> _STATED TASK_
Reproduce exactly the lines from the one containing "Transcribe the text in this document." through the end of the entries, including both. Drop the pictures.

> _MATERIAL PROVIDED_
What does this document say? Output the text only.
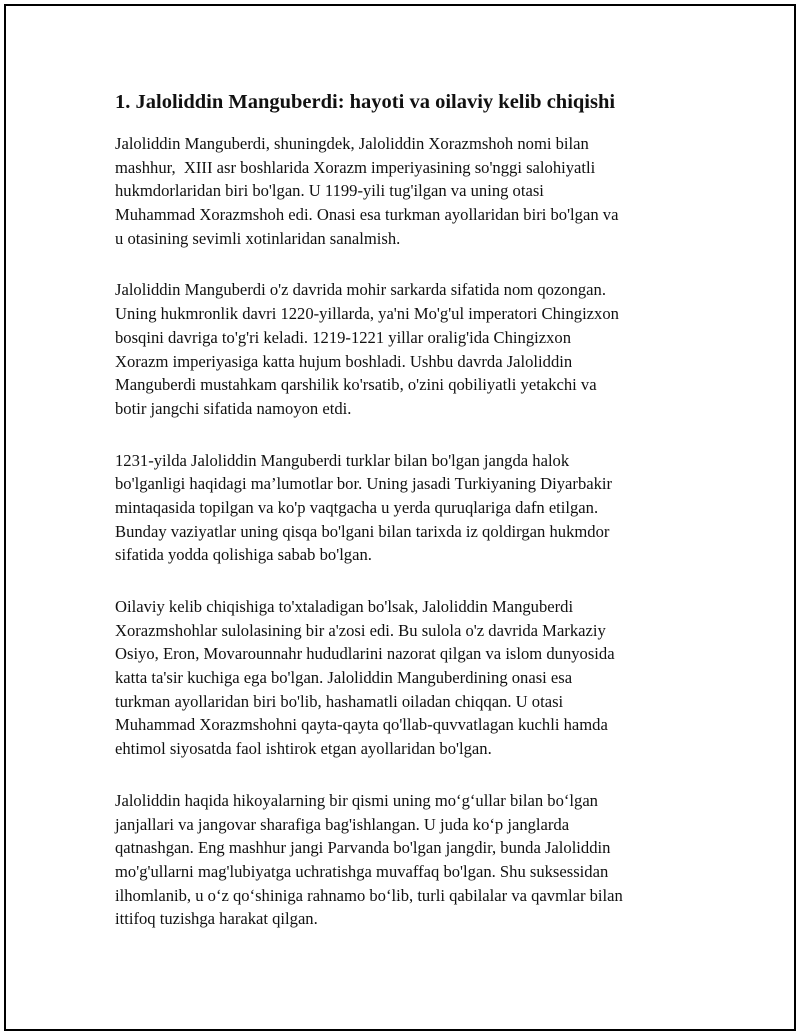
1. Jaloliddin Manguberdi: hayoti va oilaviy kelib chiqishi
Jaloliddin Manguberdi, shuningdek, Jaloliddin Xorazmshoh nomi bilan
mashhur,  XIII asr boshlarida Xorazm imperiyasining so'nggi salohiyatli
hukmdorlaridan biri bo'lgan. U 1199-yili tug'ilgan va uning otasi
Muhammad Xorazmshoh edi. Onasi esa turkman ayollaridan biri bo'lgan va
u otasining sevimli xotinlaridan sanalmish.
Jaloliddin Manguberdi o'z davrida mohir sarkarda sifatida nom qozongan.
Uning hukmronlik davri 1220-yillarda, ya'ni Mo'g'ul imperatori Chingizxon
bosqini davriga to'g'ri keladi. 1219-1221 yillar oralig'ida Chingizxon
Xorazm imperiyasiga katta hujum boshladi. Ushbu davrda Jaloliddin
Manguberdi mustahkam qarshilik ko'rsatib, o'zini qobiliyatli yetakchi va
botir jangchi sifatida namoyon etdi.
1231-yilda Jaloliddin Manguberdi turklar bilan bo'lgan jangda halok
bo'lganligi haqidagi ma’lumotlar bor. Uning jasadi Turkiyaning Diyarbakir
mintaqasida topilgan va ko'p vaqtgacha u yerda quruqlariga dafn etilgan.
Bunday vaziyatlar uning qisqa bo'lgani bilan tarixda iz qoldirgan hukmdor
sifatida yodda qolishiga sabab bo'lgan.
Oilaviy kelib chiqishiga to'xtaladigan bo'lsak, Jaloliddin Manguberdi
Xorazmshohlar sulolasining bir a'zosi edi. Bu sulola o'z davrida Markaziy
Osiyo, Eron, Movarounnahr hududlarini nazorat qilgan va islom dunyosida
katta ta'sir kuchiga ega bo'lgan. Jaloliddin Manguberdining onasi esa
turkman ayollaridan biri bo'lib, hashamatli oiladan chiqqan. U otasi
Muhammad Xorazmshohni qayta-qayta qo'llab-quvvatlagan kuchli hamda
ehtimol siyosatda faol ishtirok etgan ayollaridan bo'lgan.
Jaloliddin haqida hikoyalarning bir qismi uning mo‘g‘ullar bilan bo‘lgan
janjallari va jangovar sharafiga bag'ishlangan. U juda ko‘p janglarda
qatnashgan. Eng mashhur jangi Parvanda bo'lgan jangdir, bunda Jaloliddin
mo'g'ullarni mag'lubiyatga uchratishga muvaffaq bo'lgan. Shu suksessidan
ilhomlanib, u o‘z qo‘shiniga rahnamo bo‘lib, turli qabilalar va qavmlar bilan
ittifoq tuzishga harakat qilgan.
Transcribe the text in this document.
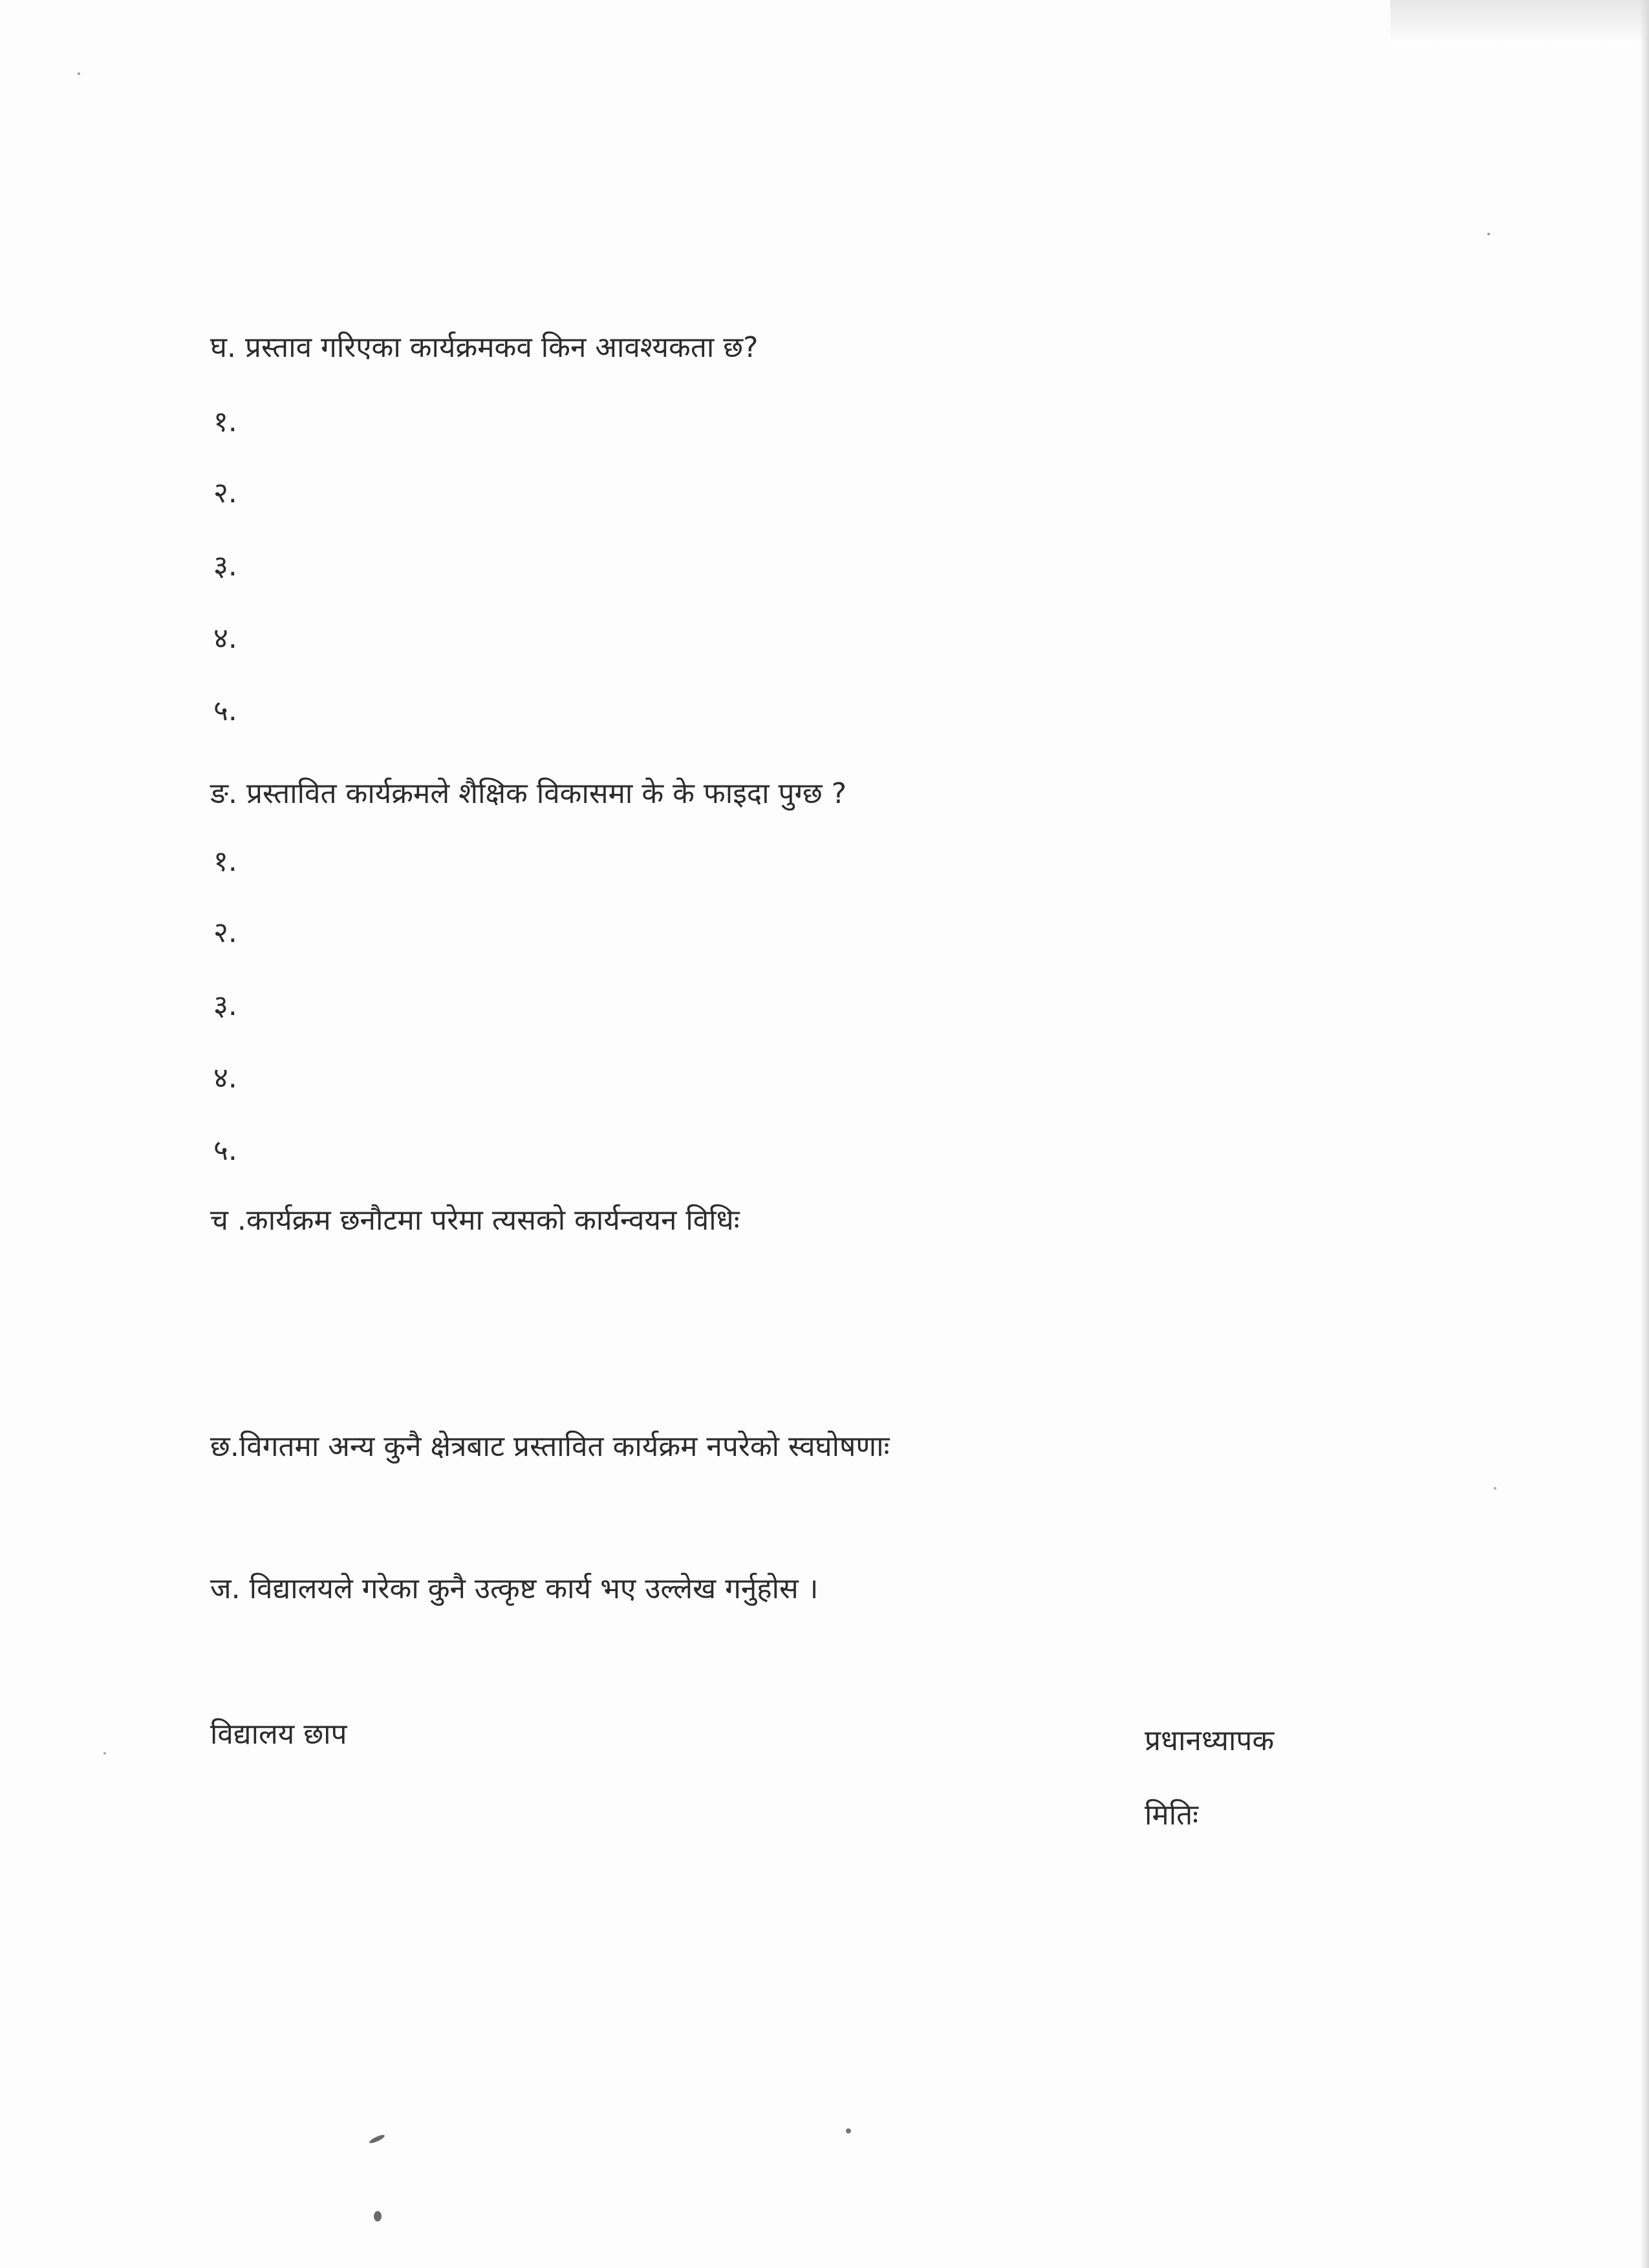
घ. प्रस्ताव गरिएका कार्यक्रमकव किन आवश्यकता छ?
१.
२.
३.
४.
५.
ङ. प्रस्तावित कार्यक्रमले शैक्षिक विकासमा के के फाइदा पुग्छ ?
१.
२.
३.
४.
५.
च .कार्यक्रम छनौटमा परेमा त्यसको कार्यन्वयन विधिः
छ.विगतमा अन्य कुनै क्षेत्रबाट प्रस्तावित कार्यक्रम नपरेको स्वघोषणाः
ज. विद्यालयले गरेका कुनै उत्कृष्ट कार्य भए उल्लेख गर्नुहोस ।
विद्यालय छाप	प्रधानध्यापक
मितिः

> _FINISHED ANSWER_
Transcribe the text in this document.
घ. प्रस्ताव गरिएका कार्यक्रमकव किन आवश्यकता छ?
१.
२.
३.
४.
५.
ङ. प्रस्तावित कार्यक्रमले शैक्षिक विकासमा के के फाइदा पुग्छ ?
१.
२.
३.
४.
५.
च .कार्यक्रम छनौटमा परेमा त्यसको कार्यन्वयन विधिः
छ.विगतमा अन्य कुनै क्षेत्रबाट प्रस्तावित कार्यक्रम नपरेको स्वघोषणाः
ज. विद्यालयले गरेका कुनै उत्कृष्ट कार्य भए उल्लेख गर्नुहोस ।
विद्यालय छाप	प्रधानध्यापक
मितिः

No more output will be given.